### WHAT IS NEEDED
Copy each line of the records that contains the word "Ostródzkiej".
** start INFORMATION PROVIDED **
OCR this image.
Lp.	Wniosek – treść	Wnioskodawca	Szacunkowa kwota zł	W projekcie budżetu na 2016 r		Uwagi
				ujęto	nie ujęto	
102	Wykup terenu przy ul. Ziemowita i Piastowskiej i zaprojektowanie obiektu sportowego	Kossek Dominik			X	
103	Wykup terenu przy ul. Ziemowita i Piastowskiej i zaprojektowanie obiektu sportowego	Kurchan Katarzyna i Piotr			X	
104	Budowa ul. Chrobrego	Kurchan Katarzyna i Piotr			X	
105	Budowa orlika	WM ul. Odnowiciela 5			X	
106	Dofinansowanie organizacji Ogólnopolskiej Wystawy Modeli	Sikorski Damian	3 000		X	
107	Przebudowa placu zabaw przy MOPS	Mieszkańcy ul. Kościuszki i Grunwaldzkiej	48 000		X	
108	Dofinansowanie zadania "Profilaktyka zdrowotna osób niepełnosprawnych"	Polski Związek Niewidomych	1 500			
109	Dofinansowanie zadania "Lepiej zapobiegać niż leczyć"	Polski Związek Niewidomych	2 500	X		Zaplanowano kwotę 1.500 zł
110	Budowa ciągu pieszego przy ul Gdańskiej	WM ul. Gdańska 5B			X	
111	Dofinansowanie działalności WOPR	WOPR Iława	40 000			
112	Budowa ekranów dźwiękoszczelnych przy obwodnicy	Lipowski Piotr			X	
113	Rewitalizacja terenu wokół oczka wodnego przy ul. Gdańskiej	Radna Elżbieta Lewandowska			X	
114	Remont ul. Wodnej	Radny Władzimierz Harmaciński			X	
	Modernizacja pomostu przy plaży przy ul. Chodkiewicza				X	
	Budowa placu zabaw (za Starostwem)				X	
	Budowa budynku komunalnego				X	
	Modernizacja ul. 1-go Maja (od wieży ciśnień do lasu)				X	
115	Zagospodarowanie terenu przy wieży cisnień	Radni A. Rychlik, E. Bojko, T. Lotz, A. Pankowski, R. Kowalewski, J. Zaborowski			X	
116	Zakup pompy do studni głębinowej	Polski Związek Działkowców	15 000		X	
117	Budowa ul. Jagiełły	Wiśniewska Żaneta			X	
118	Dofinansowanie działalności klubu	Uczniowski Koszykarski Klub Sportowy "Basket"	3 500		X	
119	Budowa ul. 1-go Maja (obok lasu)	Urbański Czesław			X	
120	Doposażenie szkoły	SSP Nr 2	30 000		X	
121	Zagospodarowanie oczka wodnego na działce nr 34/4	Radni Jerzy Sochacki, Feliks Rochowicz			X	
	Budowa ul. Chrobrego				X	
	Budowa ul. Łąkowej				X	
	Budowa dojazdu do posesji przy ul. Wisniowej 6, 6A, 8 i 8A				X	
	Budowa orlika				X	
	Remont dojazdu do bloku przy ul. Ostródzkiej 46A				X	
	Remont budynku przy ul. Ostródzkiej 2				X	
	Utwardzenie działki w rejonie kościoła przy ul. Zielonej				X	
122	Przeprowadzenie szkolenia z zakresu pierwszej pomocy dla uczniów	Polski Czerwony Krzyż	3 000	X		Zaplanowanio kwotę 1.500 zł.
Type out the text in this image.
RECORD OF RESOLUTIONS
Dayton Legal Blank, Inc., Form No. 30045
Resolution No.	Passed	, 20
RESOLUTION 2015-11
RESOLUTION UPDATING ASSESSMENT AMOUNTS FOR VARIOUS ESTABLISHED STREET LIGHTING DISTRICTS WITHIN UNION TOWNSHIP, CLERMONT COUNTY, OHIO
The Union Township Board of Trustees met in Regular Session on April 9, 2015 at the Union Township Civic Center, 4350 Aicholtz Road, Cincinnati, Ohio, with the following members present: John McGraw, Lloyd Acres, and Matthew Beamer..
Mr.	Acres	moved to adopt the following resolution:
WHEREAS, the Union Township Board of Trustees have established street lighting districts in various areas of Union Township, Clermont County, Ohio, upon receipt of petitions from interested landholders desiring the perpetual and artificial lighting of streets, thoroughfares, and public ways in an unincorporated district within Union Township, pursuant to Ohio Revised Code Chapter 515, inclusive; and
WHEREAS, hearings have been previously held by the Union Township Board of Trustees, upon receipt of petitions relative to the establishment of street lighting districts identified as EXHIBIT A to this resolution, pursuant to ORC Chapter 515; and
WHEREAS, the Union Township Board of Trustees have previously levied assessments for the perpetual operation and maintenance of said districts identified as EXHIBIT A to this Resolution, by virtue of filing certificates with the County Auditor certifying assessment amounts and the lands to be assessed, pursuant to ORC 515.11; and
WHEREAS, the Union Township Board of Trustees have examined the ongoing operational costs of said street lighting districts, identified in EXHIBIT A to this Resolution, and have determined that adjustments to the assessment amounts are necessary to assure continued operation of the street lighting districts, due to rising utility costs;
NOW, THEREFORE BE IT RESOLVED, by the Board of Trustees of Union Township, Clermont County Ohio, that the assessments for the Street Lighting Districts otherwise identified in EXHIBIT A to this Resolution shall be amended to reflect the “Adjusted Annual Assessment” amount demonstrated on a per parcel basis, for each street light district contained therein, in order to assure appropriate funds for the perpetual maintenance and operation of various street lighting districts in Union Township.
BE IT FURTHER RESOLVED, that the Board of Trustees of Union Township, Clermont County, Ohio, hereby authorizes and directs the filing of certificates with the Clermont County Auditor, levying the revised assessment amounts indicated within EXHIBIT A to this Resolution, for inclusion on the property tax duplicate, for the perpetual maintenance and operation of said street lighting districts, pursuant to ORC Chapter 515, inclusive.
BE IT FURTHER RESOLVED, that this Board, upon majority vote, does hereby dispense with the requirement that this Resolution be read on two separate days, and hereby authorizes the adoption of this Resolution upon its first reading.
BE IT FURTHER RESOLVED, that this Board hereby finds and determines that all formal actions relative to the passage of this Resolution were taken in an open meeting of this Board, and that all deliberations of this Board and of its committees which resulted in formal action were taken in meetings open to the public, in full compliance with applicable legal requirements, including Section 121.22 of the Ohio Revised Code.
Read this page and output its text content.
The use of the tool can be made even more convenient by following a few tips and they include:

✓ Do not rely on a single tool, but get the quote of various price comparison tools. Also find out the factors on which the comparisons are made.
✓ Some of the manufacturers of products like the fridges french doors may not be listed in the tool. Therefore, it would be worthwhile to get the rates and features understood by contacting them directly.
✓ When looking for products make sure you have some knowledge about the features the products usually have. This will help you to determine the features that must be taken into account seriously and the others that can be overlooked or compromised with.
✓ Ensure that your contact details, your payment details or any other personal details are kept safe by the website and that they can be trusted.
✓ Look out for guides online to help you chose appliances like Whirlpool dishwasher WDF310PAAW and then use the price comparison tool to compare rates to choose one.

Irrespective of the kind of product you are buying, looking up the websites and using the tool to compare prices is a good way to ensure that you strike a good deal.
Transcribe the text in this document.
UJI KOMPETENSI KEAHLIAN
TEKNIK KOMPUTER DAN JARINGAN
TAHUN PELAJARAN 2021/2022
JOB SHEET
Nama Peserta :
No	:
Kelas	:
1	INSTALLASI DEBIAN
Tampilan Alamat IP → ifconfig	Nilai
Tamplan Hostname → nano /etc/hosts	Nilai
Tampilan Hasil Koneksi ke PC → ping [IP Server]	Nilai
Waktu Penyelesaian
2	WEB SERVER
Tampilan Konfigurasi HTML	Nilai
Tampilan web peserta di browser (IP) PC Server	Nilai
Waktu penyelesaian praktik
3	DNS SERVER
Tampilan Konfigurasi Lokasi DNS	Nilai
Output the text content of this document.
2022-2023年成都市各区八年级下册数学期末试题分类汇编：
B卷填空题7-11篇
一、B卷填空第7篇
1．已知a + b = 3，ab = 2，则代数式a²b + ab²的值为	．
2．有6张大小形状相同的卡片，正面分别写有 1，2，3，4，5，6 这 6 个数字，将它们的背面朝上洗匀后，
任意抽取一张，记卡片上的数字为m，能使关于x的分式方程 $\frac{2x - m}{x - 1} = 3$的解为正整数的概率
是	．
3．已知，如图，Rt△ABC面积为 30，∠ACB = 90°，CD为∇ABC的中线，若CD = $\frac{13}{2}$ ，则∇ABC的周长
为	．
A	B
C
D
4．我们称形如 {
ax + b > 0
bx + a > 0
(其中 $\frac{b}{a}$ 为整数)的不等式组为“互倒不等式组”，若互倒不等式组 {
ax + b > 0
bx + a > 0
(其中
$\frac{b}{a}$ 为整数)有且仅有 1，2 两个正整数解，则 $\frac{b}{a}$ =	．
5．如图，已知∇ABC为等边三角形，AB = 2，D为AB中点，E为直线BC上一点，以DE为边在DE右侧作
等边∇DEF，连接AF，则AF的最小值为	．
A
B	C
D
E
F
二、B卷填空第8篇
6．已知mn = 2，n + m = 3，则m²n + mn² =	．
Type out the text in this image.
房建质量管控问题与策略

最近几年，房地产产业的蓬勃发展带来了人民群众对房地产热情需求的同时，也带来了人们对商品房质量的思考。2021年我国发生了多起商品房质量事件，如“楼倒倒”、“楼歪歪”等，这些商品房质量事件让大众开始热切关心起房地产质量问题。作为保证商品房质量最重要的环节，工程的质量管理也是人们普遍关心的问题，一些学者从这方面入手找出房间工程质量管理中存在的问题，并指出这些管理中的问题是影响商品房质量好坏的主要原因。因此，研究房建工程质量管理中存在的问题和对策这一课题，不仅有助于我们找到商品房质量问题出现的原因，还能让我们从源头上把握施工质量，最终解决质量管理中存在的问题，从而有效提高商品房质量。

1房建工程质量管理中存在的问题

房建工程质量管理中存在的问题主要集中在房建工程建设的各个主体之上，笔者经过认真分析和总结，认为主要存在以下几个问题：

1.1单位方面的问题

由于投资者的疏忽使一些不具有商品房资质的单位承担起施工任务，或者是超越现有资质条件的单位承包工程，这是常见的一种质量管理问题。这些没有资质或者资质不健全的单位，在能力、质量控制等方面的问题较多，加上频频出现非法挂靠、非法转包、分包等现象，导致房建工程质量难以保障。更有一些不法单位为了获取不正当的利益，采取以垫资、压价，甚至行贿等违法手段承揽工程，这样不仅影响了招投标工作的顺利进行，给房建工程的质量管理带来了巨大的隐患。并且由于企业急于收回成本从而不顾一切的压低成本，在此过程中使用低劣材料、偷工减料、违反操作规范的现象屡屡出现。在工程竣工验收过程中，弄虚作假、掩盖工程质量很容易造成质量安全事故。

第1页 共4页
** end INFORMATION PROVIDED **
### RESPONSE TO THE EXERCISE
	Remont dojazdu do bloku przy ul. Ostródzkiej 46A				X	
	Remont budynku przy ul. Ostródzkiej 2				X	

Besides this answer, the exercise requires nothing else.